**AIM OF THE TASK**
Return every entry below exactly as written, minus the pictures.

**Dataset listings of figures**
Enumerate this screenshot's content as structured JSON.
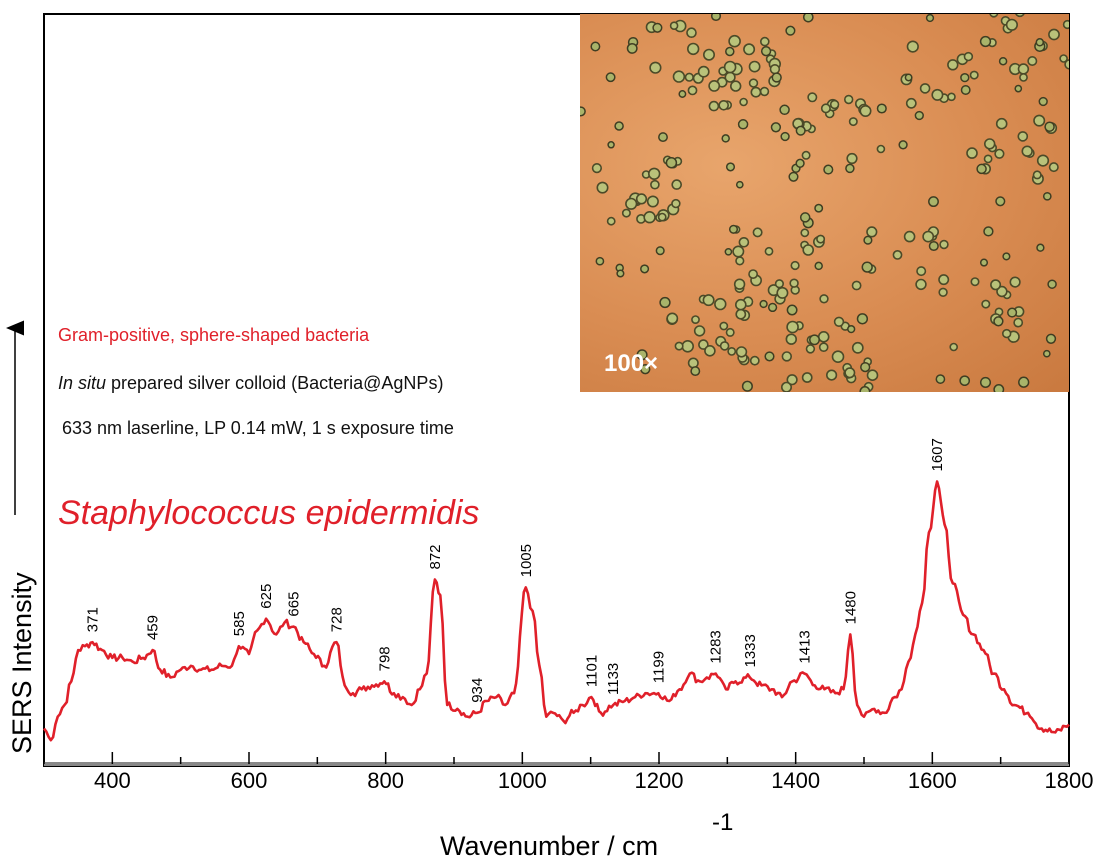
{
  "notes": {
    "gram": "Gram-positive, sphere-shaped bacteria",
    "colloid_italic": "In situ",
    "colloid_rest": " prepared silver colloid (Bacteria@AgNPs)",
    "laser": "633 nm laserline, LP 0.14 mW, 1 s exposure time"
  },
  "species": "Staphylococcus epidermidis",
  "inset": {
    "magnification": "100×",
    "icon": "microscopy-image"
  },
  "chart_data": {
    "type": "line",
    "xlabel": "Wavenumber / cm",
    "xlabel_superscript": "-1",
    "ylabel": "SERS Intensity",
    "xlim": [
      300,
      1800
    ],
    "ylim": [
      0,
      1
    ],
    "xticks": [
      400,
      600,
      800,
      1000,
      1200,
      1400,
      1600,
      1800
    ],
    "grid": false,
    "series": [
      {
        "color": "#e0202a",
        "x": [
          300,
          310,
          320,
          330,
          340,
          350,
          360,
          371,
          385,
          400,
          415,
          430,
          445,
          459,
          470,
          485,
          500,
          515,
          530,
          545,
          560,
          575,
          585,
          600,
          612,
          625,
          640,
          652,
          665,
          680,
          695,
          710,
          728,
          740,
          752,
          765,
          780,
          798,
          812,
          825,
          838,
          850,
          860,
          872,
          880,
          890,
          905,
          920,
          934,
          948,
          962,
          975,
          988,
          1005,
          1015,
          1025,
          1035,
          1045,
          1060,
          1075,
          1088,
          1101,
          1115,
          1133,
          1150,
          1165,
          1180,
          1199,
          1215,
          1230,
          1245,
          1260,
          1270,
          1283,
          1298,
          1312,
          1333,
          1350,
          1365,
          1380,
          1395,
          1413,
          1428,
          1442,
          1458,
          1470,
          1480,
          1490,
          1500,
          1515,
          1530,
          1545,
          1555,
          1565,
          1575,
          1585,
          1595,
          1607,
          1618,
          1630,
          1645,
          1660,
          1675,
          1690,
          1705,
          1720,
          1740,
          1760,
          1780,
          1800
        ],
        "y": [
          0.06,
          0.03,
          0.09,
          0.12,
          0.18,
          0.26,
          0.27,
          0.28,
          0.26,
          0.24,
          0.24,
          0.23,
          0.24,
          0.26,
          0.21,
          0.19,
          0.21,
          0.22,
          0.21,
          0.21,
          0.22,
          0.22,
          0.27,
          0.25,
          0.31,
          0.34,
          0.3,
          0.33,
          0.32,
          0.28,
          0.25,
          0.22,
          0.28,
          0.17,
          0.15,
          0.16,
          0.17,
          0.18,
          0.15,
          0.14,
          0.12,
          0.16,
          0.2,
          0.44,
          0.4,
          0.12,
          0.11,
          0.09,
          0.1,
          0.13,
          0.14,
          0.12,
          0.15,
          0.42,
          0.36,
          0.22,
          0.09,
          0.1,
          0.08,
          0.1,
          0.12,
          0.14,
          0.1,
          0.12,
          0.13,
          0.14,
          0.15,
          0.15,
          0.13,
          0.16,
          0.2,
          0.18,
          0.19,
          0.2,
          0.16,
          0.18,
          0.19,
          0.17,
          0.16,
          0.14,
          0.18,
          0.2,
          0.17,
          0.16,
          0.15,
          0.16,
          0.3,
          0.12,
          0.09,
          0.11,
          0.1,
          0.14,
          0.16,
          0.23,
          0.3,
          0.38,
          0.56,
          0.69,
          0.58,
          0.43,
          0.35,
          0.3,
          0.26,
          0.2,
          0.16,
          0.12,
          0.1,
          0.06,
          0.05,
          0.07
        ]
      }
    ],
    "peak_labels": [
      {
        "x": 371,
        "text": "371"
      },
      {
        "x": 459,
        "text": "459"
      },
      {
        "x": 585,
        "text": "585"
      },
      {
        "x": 625,
        "text": "625"
      },
      {
        "x": 665,
        "text": "665"
      },
      {
        "x": 728,
        "text": "728"
      },
      {
        "x": 798,
        "text": "798"
      },
      {
        "x": 872,
        "text": "872"
      },
      {
        "x": 934,
        "text": "934"
      },
      {
        "x": 1005,
        "text": "1005"
      },
      {
        "x": 1101,
        "text": "1101"
      },
      {
        "x": 1133,
        "text": "1133"
      },
      {
        "x": 1199,
        "text": "1199"
      },
      {
        "x": 1283,
        "text": "1283"
      },
      {
        "x": 1333,
        "text": "1333"
      },
      {
        "x": 1413,
        "text": "1413"
      },
      {
        "x": 1480,
        "text": "1480"
      },
      {
        "x": 1607,
        "text": "1607"
      }
    ]
  }
}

**EXERCISE RESULT**
Enumerate this screenshot's content as structured JSON.
{
  "notes": {
    "gram": "Gram-positive, sphere-shaped bacteria",
    "colloid_italic": "In situ",
    "colloid_rest": " prepared silver colloid (Bacteria@AgNPs)",
    "laser": "633 nm laserline, LP 0.14 mW, 1 s exposure time"
  },
  "species": "Staphylococcus epidermidis",
  "inset": {
    "magnification": "100×",
    "icon": "microscopy-image"
  },
  "chart_data": {
    "type": "line",
    "xlabel": "Wavenumber / cm",
    "xlabel_superscript": "-1",
    "ylabel": "SERS Intensity",
    "xlim": [
      300,
      1800
    ],
    "ylim": [
      0,
      1
    ],
    "xticks": [
      400,
      600,
      800,
      1000,
      1200,
      1400,
      1600,
      1800
    ],
    "grid": false,
    "series": [
      {
        "color": "#e0202a",
        "x": [
          300,
          310,
          320,
          330,
          340,
          350,
          360,
          371,
          385,
          400,
          415,
          430,
          445,
          459,
          470,
          485,
          500,
          515,
          530,
          545,
          560,
          575,
          585,
          600,
          612,
          625,
          640,
          652,
          665,
          680,
          695,
          710,
          728,
          740,
          752,
          765,
          780,
          798,
          812,
          825,
          838,
          850,
          860,
          872,
          880,
          890,
          905,
          920,
          934,
          948,
          962,
          975,
          988,
          1005,
          1015,
          1025,
          1035,
          1045,
          1060,
          1075,
          1088,
          1101,
          1115,
          1133,
          1150,
          1165,
          1180,
          1199,
          1215,
          1230,
          1245,
          1260,
          1270,
          1283,
          1298,
          1312,
          1333,
          1350,
          1365,
          1380,
          1395,
          1413,
          1428,
          1442,
          1458,
          1470,
          1480,
          1490,
          1500,
          1515,
          1530,
          1545,
          1555,
          1565,
          1575,
          1585,
          1595,
          1607,
          1618,
          1630,
          1645,
          1660,
          1675,
          1690,
          1705,
          1720,
          1740,
          1760,
          1780,
          1800
        ],
        "y": [
          0.06,
          0.03,
          0.09,
          0.12,
          0.18,
          0.26,
          0.27,
          0.28,
          0.26,
          0.24,
          0.24,
          0.23,
          0.24,
          0.26,
          0.21,
          0.19,
          0.21,
          0.22,
          0.21,
          0.21,
          0.22,
          0.22,
          0.27,
          0.25,
          0.31,
          0.34,
          0.3,
          0.33,
          0.32,
          0.28,
          0.25,
          0.22,
          0.28,
          0.17,
          0.15,
          0.16,
          0.17,
          0.18,
          0.15,
          0.14,
          0.12,
          0.16,
          0.2,
          0.44,
          0.4,
          0.12,
          0.11,
          0.09,
          0.1,
          0.13,
          0.14,
          0.12,
          0.15,
          0.42,
          0.36,
          0.22,
          0.09,
          0.1,
          0.08,
          0.1,
          0.12,
          0.14,
          0.1,
          0.12,
          0.13,
          0.14,
          0.15,
          0.15,
          0.13,
          0.16,
          0.2,
          0.18,
          0.19,
          0.2,
          0.16,
          0.18,
          0.19,
          0.17,
          0.16,
          0.14,
          0.18,
          0.2,
          0.17,
          0.16,
          0.15,
          0.16,
          0.3,
          0.12,
          0.09,
          0.11,
          0.1,
          0.14,
          0.16,
          0.23,
          0.3,
          0.38,
          0.56,
          0.69,
          0.58,
          0.43,
          0.35,
          0.3,
          0.26,
          0.2,
          0.16,
          0.12,
          0.1,
          0.06,
          0.05,
          0.07
        ]
      }
    ],
    "peak_labels": [
      {
        "x": 371,
        "text": "371"
      },
      {
        "x": 459,
        "text": "459"
      },
      {
        "x": 585,
        "text": "585"
      },
      {
        "x": 625,
        "text": "625"
      },
      {
        "x": 665,
        "text": "665"
      },
      {
        "x": 728,
        "text": "728"
      },
      {
        "x": 798,
        "text": "798"
      },
      {
        "x": 872,
        "text": "872"
      },
      {
        "x": 934,
        "text": "934"
      },
      {
        "x": 1005,
        "text": "1005"
      },
      {
        "x": 1101,
        "text": "1101"
      },
      {
        "x": 1133,
        "text": "1133"
      },
      {
        "x": 1199,
        "text": "1199"
      },
      {
        "x": 1283,
        "text": "1283"
      },
      {
        "x": 1333,
        "text": "1333"
      },
      {
        "x": 1413,
        "text": "1413"
      },
      {
        "x": 1480,
        "text": "1480"
      },
      {
        "x": 1607,
        "text": "1607"
      }
    ]
  }
}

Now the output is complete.